DIRECTIONS:
Write out every entry exactly as given, but omit the pictures.

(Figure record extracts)
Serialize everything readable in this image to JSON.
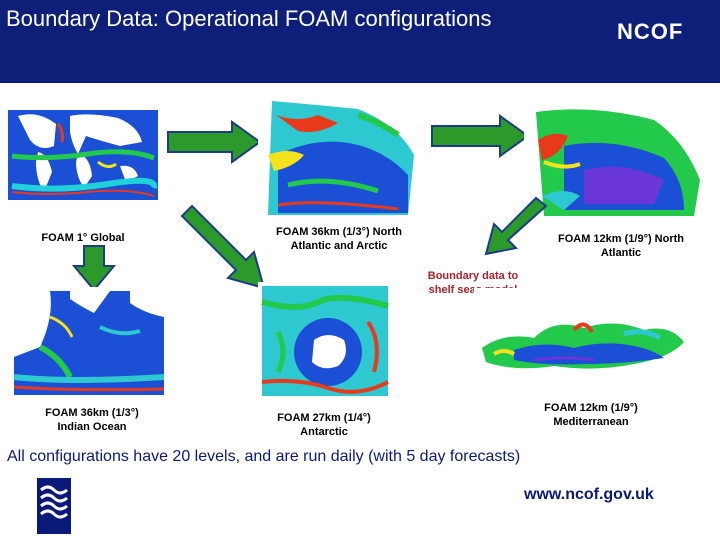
{
  "header": {
    "title": "Boundary Data: Operational FOAM configurations",
    "logo": "NCOF",
    "background": "#0e1f7a"
  },
  "maps": {
    "global": "FOAM 1° Global",
    "north_atlantic_arctic": "FOAM 36km (1/3°) North Atlantic and Arctic",
    "north_atlantic_12": "FOAM 12km (1/9°) North Atlantic",
    "indian_ocean": "FOAM 36km (1/3°) Indian Ocean",
    "antarctic": "FOAM 27km (1/4°) Antarctic",
    "mediterranean": "FOAM 12km (1/9°) Mediterranean"
  },
  "boundary_note": "Boundary data to shelf seas model",
  "footer": {
    "summary": "All configurations have 20 levels, and are run daily (with 5 day forecasts)",
    "url": "www.ncof.gov.uk",
    "met_office_logo": "Met Office"
  },
  "colors": {
    "arrow_fill": "#2b9a2b",
    "arrow_border": "#1e3a8a",
    "footer_text": "#0b1a78",
    "note_text": "#b0202a"
  }
}
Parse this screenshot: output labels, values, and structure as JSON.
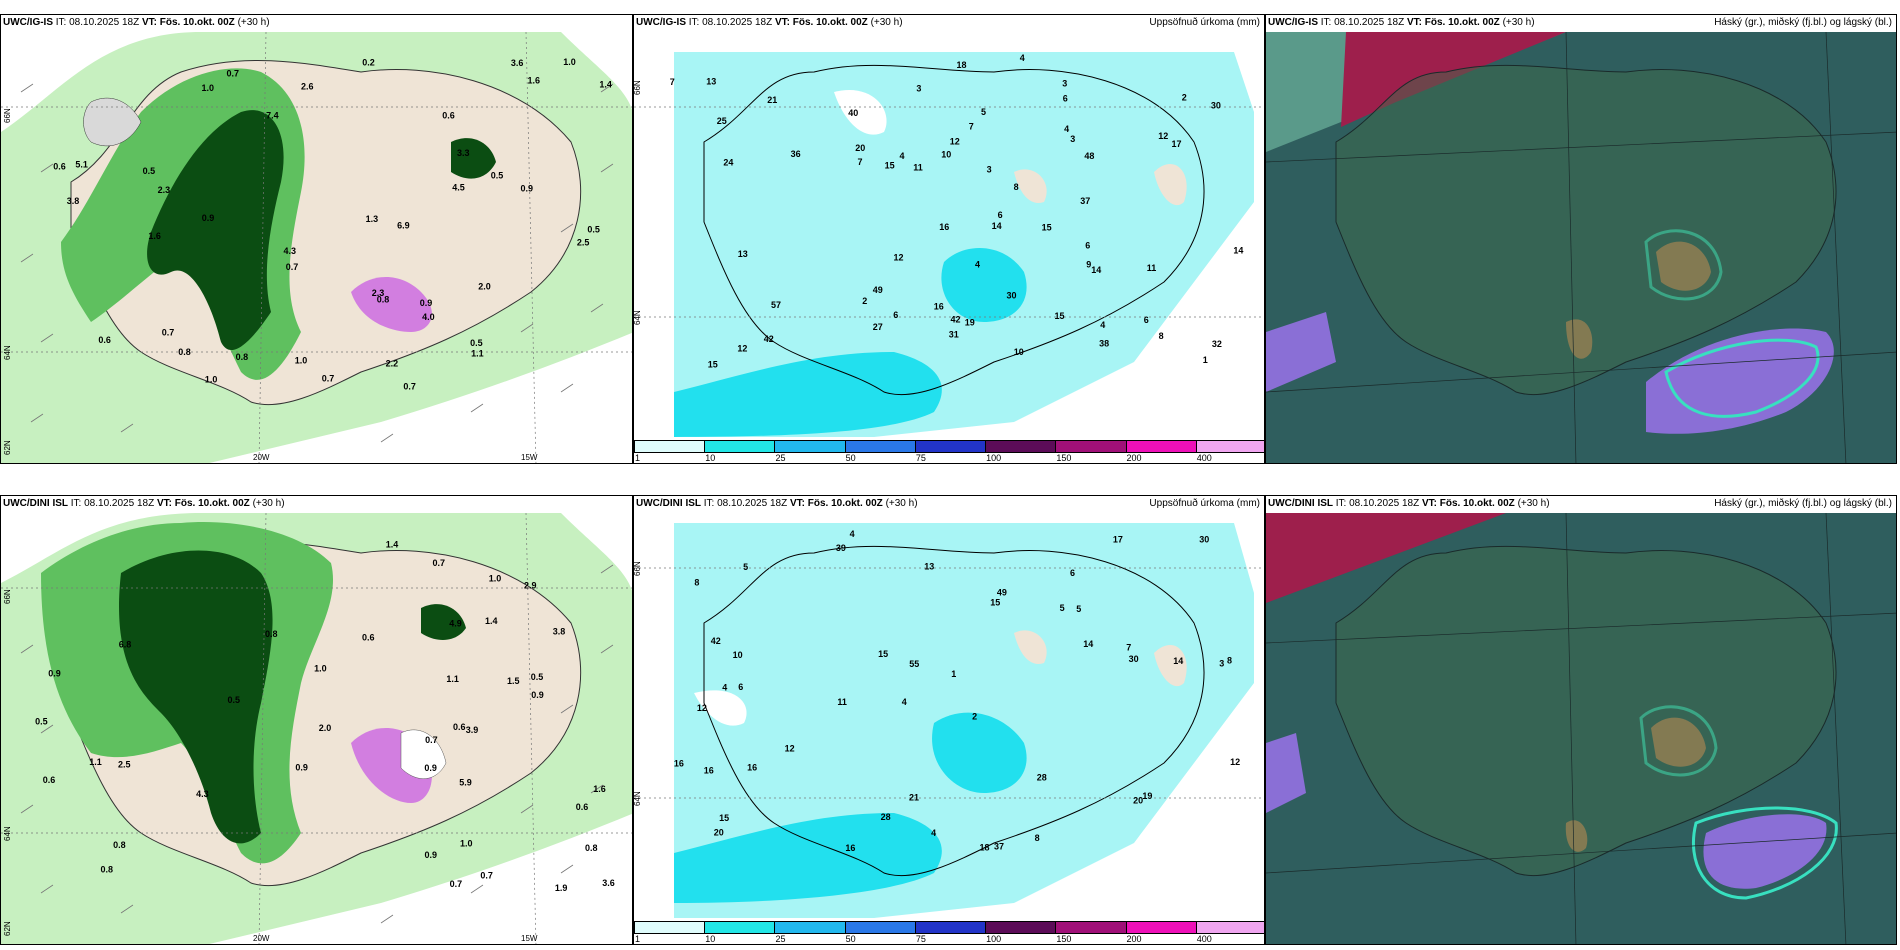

RESULT OF THIS EXERCISE:
Serialize everything readable in this image to JSON.
{
  "header": {
    "title": "Boundary Data: Operational FOAM configurations",
    "logo": "NCOF",
    "background": "#0e1f7a"
  },
  "maps": {
    "global": "FOAM 1° Global",
    "north_atlantic_arctic": "FOAM 36km (1/3°) North Atlantic and Arctic",
    "north_atlantic_12": "FOAM 12km (1/9°) North Atlantic",
    "indian_ocean": "FOAM 36km (1/3°) Indian Ocean",
    "antarctic": "FOAM 27km (1/4°) Antarctic",
    "mediterranean": "FOAM 12km (1/9°) Mediterranean"
  },
  "boundary_note": "Boundary data to shelf seas model",
  "footer": {
    "summary": "All configurations have 20 levels, and are run daily (with 5 day forecasts)",
    "url": "www.ncof.gov.uk",
    "met_office_logo": "Met Office"
  },
  "colors": {
    "arrow_fill": "#2b9a2b",
    "arrow_border": "#1e3a8a",
    "footer_text": "#0b1a78",
    "note_text": "#b0202a"
  }
}
Parse this screenshot: output labels, values, and structure as JSON.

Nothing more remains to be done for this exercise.